Dataset items:
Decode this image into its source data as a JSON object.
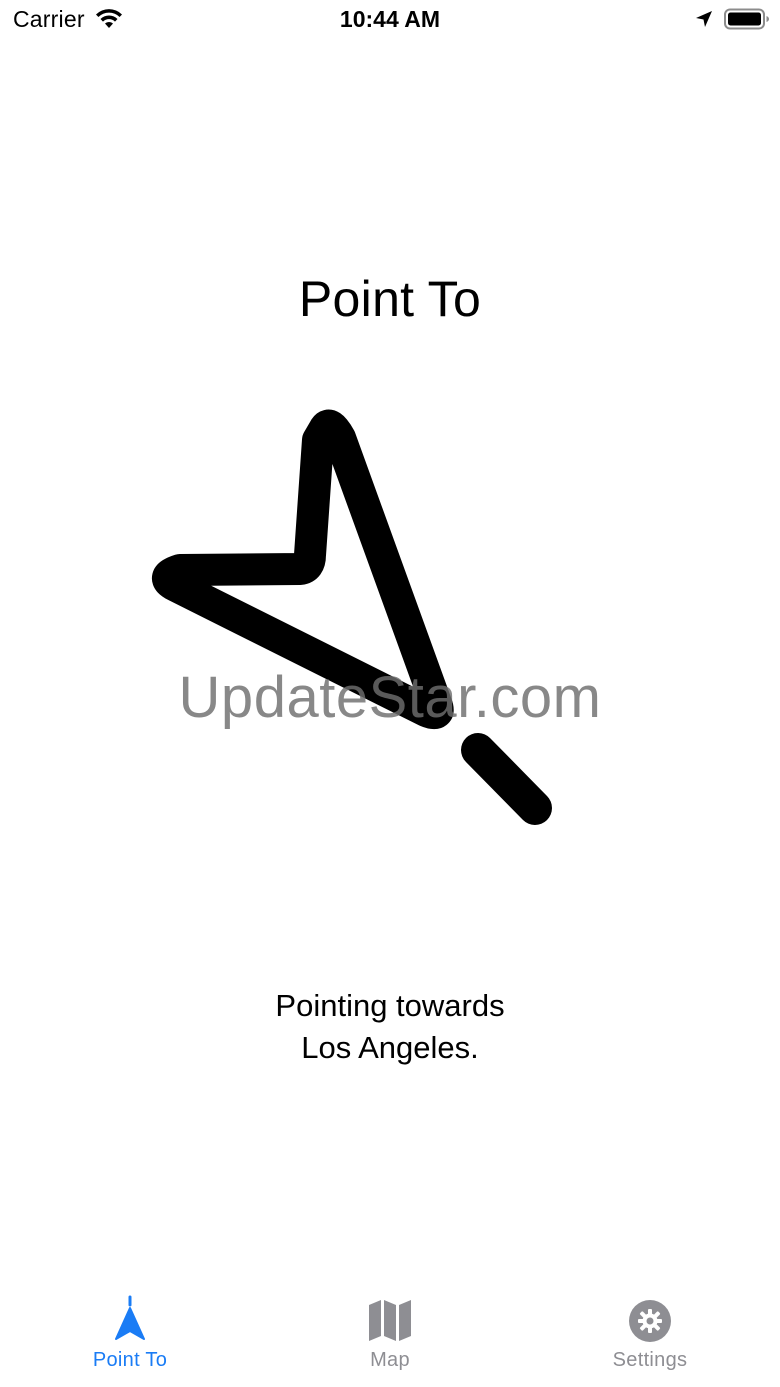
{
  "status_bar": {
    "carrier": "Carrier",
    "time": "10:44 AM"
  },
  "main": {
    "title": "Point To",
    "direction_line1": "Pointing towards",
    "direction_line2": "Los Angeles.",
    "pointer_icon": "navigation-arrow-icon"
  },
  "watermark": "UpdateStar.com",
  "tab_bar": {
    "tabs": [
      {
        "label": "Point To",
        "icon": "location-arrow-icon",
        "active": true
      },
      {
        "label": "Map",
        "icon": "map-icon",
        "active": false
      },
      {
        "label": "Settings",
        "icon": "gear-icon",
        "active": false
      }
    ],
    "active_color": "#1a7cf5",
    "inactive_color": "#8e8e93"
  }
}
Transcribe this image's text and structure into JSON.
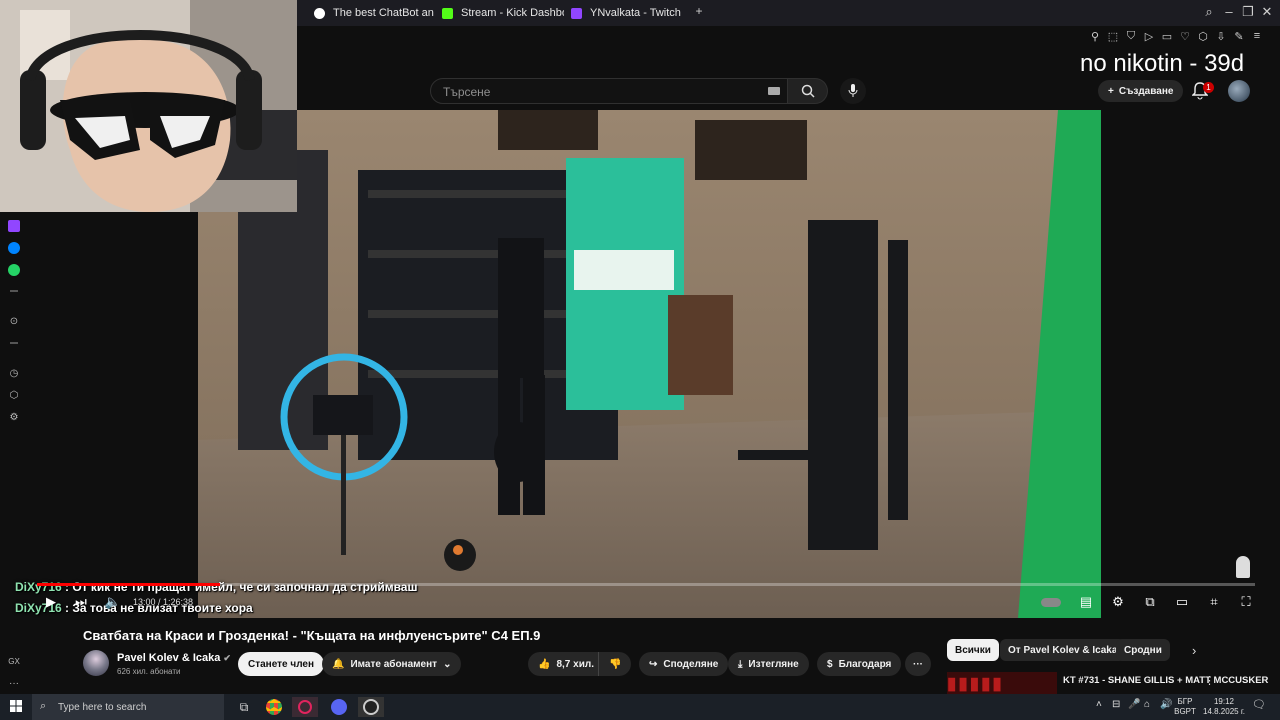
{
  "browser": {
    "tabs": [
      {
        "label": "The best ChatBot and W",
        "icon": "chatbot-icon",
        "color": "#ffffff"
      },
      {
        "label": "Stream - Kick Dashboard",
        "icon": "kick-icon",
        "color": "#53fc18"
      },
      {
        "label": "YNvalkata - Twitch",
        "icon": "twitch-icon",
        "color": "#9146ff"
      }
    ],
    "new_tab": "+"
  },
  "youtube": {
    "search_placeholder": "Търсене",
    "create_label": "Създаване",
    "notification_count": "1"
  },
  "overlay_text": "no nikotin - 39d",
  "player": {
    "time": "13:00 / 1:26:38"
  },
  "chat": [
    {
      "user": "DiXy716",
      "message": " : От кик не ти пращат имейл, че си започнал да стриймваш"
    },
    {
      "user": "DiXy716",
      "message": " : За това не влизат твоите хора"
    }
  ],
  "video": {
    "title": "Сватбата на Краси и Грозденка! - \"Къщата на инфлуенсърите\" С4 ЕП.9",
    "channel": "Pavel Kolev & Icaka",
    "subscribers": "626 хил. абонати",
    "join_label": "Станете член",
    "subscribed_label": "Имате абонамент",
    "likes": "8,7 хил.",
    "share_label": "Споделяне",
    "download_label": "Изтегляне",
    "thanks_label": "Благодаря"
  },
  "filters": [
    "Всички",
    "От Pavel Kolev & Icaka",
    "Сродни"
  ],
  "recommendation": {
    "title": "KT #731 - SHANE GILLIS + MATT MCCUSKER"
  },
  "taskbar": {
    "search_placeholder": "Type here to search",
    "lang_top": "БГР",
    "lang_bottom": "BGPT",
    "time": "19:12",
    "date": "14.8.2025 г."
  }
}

---

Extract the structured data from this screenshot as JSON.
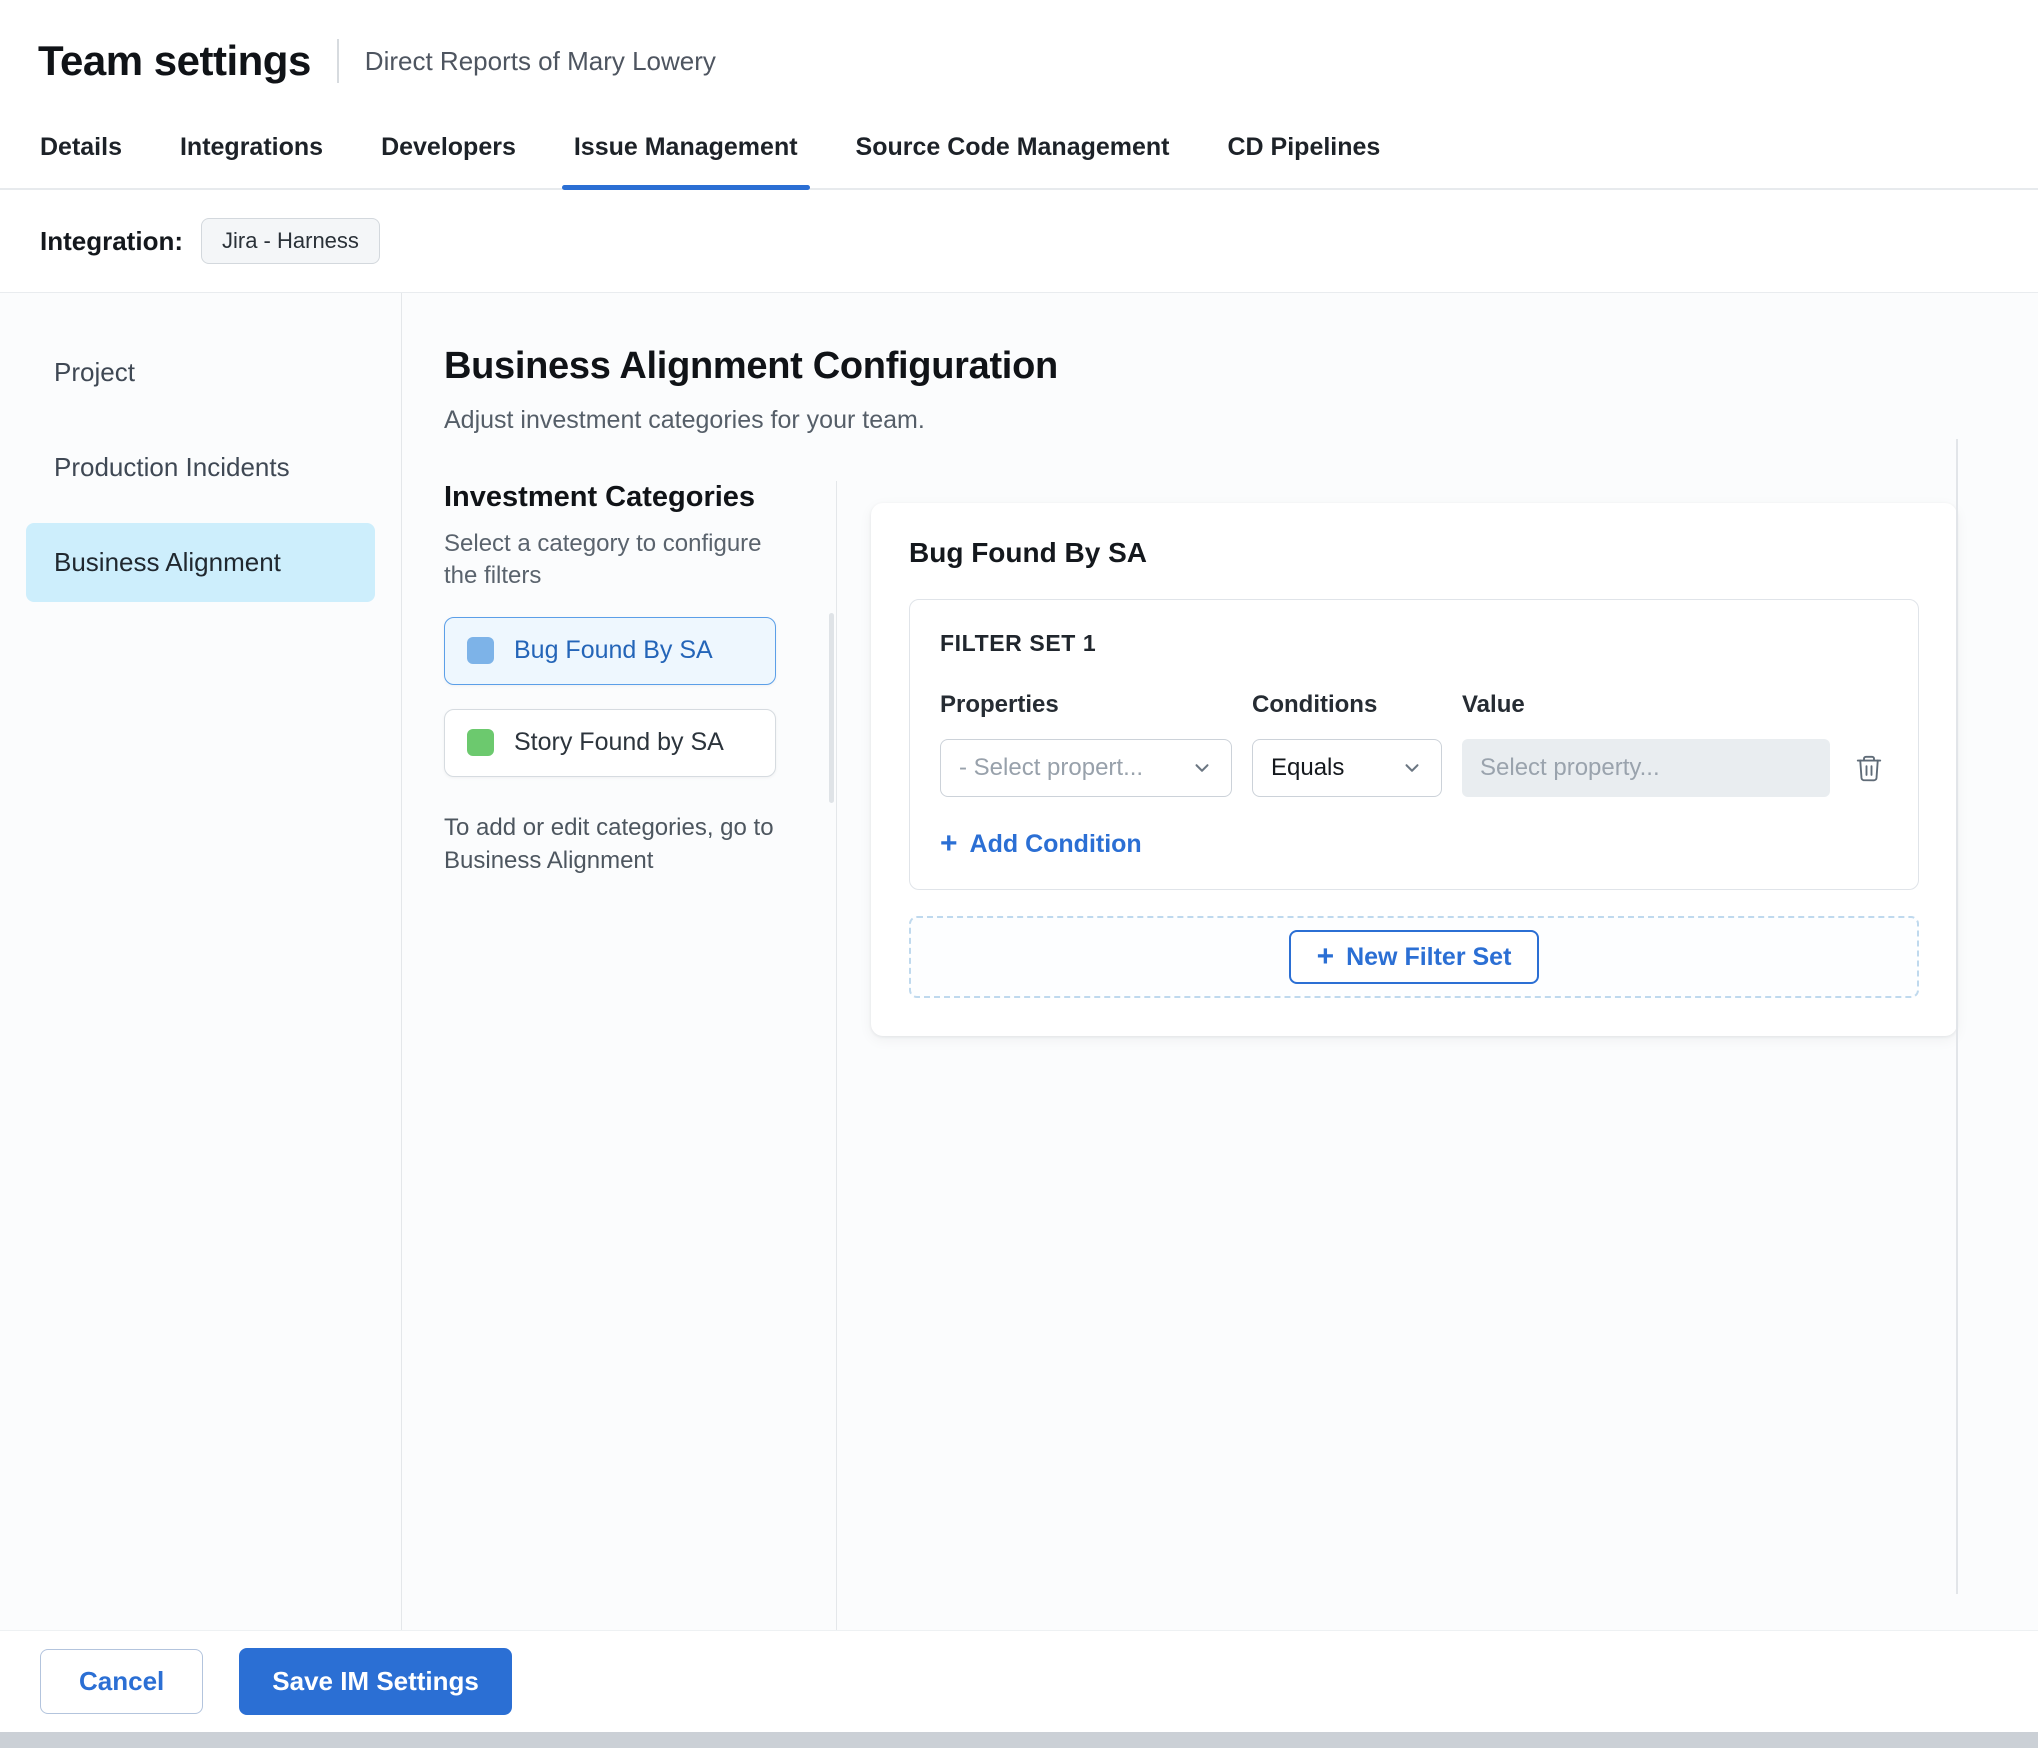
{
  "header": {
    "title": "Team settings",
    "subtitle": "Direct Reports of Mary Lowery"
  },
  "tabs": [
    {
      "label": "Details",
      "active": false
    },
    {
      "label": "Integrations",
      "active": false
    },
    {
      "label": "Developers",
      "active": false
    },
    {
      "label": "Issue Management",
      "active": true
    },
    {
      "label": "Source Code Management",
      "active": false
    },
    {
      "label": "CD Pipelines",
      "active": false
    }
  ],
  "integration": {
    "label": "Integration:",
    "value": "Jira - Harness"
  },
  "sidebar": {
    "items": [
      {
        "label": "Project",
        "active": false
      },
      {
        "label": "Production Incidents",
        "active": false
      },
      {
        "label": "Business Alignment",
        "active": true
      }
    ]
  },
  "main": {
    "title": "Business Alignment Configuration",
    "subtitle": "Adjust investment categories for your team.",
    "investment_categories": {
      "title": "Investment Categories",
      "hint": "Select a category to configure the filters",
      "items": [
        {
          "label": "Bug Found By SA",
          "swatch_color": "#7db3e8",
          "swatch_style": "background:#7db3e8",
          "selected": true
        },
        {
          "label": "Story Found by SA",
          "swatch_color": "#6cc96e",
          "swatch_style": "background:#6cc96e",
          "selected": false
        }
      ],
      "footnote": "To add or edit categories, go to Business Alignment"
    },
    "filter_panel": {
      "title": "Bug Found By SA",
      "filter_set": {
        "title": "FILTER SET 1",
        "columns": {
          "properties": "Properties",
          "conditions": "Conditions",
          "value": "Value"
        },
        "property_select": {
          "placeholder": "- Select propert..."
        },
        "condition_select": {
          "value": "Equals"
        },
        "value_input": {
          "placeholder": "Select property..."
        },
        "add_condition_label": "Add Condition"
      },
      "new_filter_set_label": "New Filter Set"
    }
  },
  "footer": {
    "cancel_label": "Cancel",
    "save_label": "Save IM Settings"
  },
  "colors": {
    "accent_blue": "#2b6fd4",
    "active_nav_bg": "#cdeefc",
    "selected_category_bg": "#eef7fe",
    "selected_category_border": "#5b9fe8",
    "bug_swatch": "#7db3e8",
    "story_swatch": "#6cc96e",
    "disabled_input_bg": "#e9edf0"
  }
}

--

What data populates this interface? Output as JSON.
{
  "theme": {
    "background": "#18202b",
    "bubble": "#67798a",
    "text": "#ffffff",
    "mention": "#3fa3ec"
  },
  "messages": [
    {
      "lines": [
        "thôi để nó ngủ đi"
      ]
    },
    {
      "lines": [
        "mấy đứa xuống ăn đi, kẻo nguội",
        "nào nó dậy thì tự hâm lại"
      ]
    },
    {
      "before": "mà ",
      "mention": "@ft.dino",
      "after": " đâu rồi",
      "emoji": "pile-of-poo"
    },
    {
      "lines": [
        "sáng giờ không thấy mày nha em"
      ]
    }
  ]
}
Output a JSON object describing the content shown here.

_Task details_
This exercise asks for the lines from the line with "What data populates" to the line with "Output a JSON", both lines included, set down exactly and with nothing else.

_Answer to the exercise_
What data populates this interface? Output as JSON.
{
  "theme": {
    "background": "#18202b",
    "bubble": "#67798a",
    "text": "#ffffff",
    "mention": "#3fa3ec"
  },
  "messages": [
    {
      "lines": [
        "thôi để nó ngủ đi"
      ]
    },
    {
      "lines": [
        "mấy đứa xuống ăn đi, kẻo nguội",
        "nào nó dậy thì tự hâm lại"
      ]
    },
    {
      "before": "mà ",
      "mention": "@ft.dino",
      "after": " đâu rồi",
      "emoji": "pile-of-poo"
    },
    {
      "lines": [
        "sáng giờ không thấy mày nha em"
      ]
    }
  ]
}
Output a JSON object describing the content shown here.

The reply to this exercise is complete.